▶ [EXERCISE TASK]: Within the listing below, locate all lines containing the word "person". Copy each one.

(Stored items)
··········

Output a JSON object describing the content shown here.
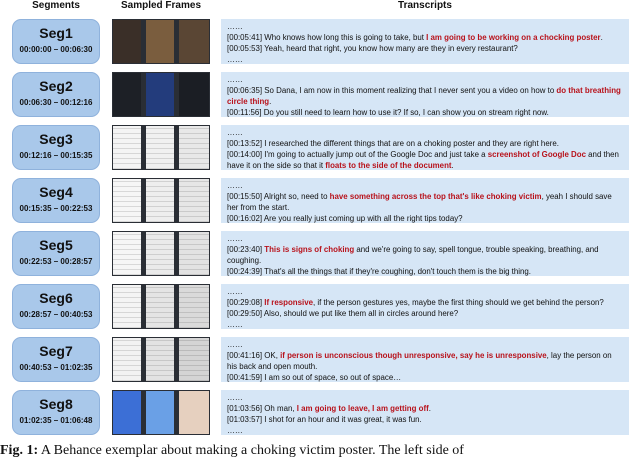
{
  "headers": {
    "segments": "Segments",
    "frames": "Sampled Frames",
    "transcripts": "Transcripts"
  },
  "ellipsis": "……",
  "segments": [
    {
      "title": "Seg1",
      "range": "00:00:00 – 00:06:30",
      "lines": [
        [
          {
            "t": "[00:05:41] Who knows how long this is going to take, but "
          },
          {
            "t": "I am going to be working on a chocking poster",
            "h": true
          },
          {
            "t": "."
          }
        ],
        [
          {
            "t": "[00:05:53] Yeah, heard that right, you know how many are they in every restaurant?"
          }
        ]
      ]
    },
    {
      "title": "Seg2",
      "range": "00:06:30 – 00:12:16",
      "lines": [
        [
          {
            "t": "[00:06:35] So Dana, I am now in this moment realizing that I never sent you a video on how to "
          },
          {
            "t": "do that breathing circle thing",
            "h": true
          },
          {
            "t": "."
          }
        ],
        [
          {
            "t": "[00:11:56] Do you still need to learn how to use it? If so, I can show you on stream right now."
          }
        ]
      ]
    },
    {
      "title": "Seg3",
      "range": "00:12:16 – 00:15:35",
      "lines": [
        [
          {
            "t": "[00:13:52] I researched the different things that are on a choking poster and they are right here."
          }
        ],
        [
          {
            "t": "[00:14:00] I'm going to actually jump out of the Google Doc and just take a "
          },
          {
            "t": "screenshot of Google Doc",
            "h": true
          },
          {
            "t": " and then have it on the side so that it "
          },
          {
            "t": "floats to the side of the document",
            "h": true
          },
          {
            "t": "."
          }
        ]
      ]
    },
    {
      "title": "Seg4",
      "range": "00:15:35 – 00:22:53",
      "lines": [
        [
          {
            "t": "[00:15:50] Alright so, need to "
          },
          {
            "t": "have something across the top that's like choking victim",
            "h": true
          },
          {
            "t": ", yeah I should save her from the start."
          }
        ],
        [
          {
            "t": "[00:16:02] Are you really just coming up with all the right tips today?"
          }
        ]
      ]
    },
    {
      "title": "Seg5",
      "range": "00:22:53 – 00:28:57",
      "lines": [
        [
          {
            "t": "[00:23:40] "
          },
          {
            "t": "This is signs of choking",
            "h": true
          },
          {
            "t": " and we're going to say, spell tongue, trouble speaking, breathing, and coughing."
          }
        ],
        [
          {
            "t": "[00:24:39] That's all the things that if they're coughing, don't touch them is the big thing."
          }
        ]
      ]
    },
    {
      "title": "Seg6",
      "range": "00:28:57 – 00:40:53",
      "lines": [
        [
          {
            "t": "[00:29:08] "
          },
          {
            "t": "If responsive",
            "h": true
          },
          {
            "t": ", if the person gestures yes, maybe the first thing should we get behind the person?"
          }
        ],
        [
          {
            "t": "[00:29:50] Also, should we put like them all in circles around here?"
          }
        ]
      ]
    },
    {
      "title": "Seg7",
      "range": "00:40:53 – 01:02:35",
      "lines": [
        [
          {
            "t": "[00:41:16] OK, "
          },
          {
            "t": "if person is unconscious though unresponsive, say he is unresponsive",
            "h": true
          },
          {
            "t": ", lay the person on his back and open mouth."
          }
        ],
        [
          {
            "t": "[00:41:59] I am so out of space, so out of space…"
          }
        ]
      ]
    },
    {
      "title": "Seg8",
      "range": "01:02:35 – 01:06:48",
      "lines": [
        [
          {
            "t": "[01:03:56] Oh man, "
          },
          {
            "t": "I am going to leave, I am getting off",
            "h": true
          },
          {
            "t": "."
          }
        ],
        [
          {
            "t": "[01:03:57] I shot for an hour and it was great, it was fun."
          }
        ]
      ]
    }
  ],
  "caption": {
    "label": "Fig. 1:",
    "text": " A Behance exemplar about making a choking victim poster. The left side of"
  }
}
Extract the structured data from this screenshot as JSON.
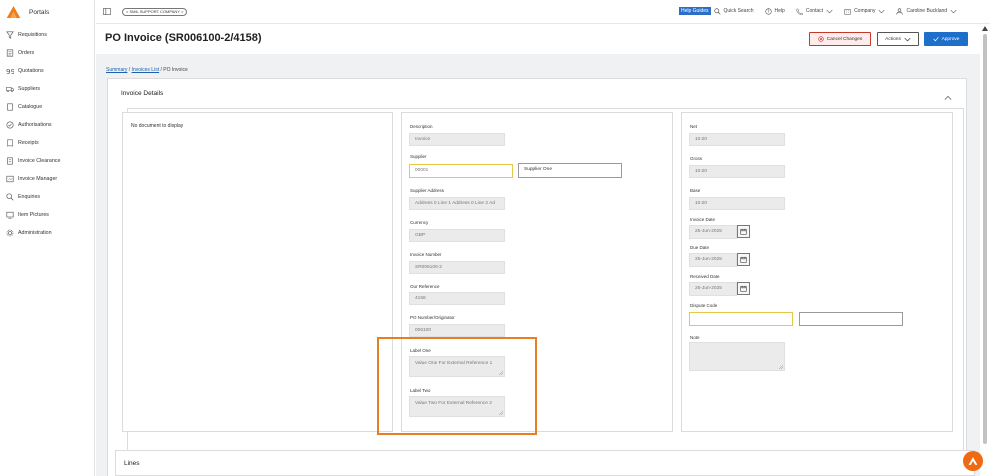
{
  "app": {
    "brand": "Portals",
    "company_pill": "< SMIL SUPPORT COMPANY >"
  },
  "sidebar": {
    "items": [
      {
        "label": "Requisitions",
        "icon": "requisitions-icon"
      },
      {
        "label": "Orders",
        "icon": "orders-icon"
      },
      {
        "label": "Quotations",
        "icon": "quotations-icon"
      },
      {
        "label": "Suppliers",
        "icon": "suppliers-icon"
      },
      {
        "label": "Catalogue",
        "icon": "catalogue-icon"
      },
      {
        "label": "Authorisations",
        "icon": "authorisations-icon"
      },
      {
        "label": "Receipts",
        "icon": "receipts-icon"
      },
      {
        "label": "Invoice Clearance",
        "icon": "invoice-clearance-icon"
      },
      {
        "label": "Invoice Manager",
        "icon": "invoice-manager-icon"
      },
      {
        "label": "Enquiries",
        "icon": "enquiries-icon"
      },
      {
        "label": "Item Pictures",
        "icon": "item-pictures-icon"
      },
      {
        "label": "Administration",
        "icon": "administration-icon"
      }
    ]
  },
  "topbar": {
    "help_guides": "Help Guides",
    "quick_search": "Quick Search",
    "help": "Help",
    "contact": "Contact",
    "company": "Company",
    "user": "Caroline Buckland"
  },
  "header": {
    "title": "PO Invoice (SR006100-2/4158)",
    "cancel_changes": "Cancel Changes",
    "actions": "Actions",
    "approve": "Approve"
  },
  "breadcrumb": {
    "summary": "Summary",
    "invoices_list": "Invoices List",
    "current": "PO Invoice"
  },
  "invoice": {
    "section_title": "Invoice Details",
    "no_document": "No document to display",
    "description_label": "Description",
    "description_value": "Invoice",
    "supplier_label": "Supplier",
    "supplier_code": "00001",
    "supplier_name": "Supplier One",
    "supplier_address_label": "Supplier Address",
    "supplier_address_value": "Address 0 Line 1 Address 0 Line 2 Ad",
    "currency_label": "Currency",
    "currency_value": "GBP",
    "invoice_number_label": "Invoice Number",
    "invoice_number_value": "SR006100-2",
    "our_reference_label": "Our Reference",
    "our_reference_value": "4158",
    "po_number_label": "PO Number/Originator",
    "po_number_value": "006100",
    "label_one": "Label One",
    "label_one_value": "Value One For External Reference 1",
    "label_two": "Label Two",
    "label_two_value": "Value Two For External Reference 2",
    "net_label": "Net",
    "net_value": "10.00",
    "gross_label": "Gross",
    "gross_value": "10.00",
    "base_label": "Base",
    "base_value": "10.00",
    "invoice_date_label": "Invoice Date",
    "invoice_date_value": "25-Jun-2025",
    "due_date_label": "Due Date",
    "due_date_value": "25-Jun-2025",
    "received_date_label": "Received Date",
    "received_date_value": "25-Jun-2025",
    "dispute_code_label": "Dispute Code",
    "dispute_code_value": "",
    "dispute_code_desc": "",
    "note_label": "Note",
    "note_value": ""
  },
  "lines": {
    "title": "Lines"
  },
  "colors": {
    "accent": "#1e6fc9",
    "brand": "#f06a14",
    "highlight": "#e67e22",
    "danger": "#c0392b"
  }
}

··········

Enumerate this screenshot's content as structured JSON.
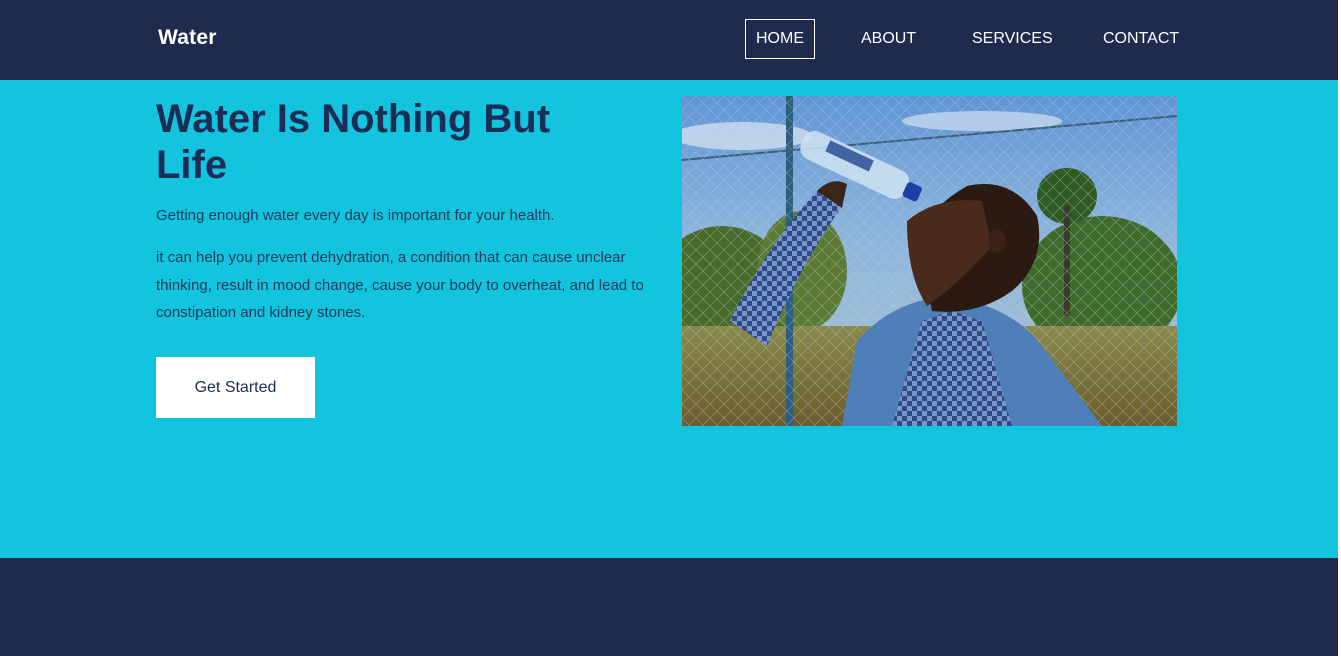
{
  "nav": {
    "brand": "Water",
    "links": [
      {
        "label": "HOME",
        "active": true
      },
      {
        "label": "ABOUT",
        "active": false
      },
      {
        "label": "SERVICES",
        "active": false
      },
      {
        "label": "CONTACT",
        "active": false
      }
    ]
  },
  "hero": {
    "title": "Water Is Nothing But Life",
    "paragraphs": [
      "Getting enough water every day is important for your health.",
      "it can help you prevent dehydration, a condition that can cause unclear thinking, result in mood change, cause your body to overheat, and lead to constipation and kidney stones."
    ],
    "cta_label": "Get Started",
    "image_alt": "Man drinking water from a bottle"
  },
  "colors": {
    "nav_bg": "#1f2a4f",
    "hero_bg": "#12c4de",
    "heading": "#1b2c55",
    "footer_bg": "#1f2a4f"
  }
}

··········

▶ [ANSWER FOR THE TASK]:
            "t": ", if the person gestures yes, maybe the first thing should we get behind the person?"
            "t": "if person is unconscious though unresponsive, say he is unresponsive",
            "t": ", lay the person on his back and open mouth."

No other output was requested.